[Task requirements]
Select all lines in the records that include "带答案解析".

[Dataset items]

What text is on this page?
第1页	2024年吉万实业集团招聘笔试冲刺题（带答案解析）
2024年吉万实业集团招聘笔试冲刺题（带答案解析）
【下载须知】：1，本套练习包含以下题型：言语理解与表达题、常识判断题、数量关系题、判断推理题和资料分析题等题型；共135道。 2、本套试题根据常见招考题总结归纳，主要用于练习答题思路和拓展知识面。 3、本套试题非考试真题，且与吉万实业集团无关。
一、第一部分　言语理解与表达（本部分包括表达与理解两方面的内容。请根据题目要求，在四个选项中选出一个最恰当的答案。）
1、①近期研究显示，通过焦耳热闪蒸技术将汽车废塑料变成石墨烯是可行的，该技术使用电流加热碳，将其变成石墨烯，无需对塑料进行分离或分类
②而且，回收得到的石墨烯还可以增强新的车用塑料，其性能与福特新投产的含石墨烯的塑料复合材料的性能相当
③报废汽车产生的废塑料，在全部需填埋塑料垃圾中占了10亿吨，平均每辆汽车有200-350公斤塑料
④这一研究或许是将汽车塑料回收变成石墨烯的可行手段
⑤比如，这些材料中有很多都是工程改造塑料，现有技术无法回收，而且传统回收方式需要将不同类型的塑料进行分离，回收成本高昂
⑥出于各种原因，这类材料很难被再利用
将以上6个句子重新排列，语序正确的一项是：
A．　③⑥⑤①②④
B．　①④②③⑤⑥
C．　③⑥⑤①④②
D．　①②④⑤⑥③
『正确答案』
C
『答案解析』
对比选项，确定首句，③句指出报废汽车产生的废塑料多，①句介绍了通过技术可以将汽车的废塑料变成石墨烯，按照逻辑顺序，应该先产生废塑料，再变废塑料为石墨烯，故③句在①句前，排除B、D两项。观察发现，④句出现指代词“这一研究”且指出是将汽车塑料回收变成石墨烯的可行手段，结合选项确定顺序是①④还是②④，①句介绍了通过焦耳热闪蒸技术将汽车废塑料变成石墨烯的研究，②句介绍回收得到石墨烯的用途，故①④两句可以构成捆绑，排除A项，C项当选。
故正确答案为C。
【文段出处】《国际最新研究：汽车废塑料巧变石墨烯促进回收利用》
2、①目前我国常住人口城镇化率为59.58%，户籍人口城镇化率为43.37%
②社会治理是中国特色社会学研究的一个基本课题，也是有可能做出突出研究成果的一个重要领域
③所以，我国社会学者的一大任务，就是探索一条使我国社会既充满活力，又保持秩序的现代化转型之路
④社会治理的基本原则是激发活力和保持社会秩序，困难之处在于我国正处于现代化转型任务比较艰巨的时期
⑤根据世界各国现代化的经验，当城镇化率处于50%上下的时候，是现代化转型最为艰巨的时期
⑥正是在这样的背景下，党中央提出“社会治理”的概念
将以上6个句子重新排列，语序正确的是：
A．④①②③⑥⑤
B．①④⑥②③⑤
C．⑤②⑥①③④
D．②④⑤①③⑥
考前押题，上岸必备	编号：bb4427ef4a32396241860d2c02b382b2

[Exercise answer]
第1页	2024年吉万实业集团招聘笔试冲刺题（带答案解析）
2024年吉万实业集团招聘笔试冲刺题（带答案解析）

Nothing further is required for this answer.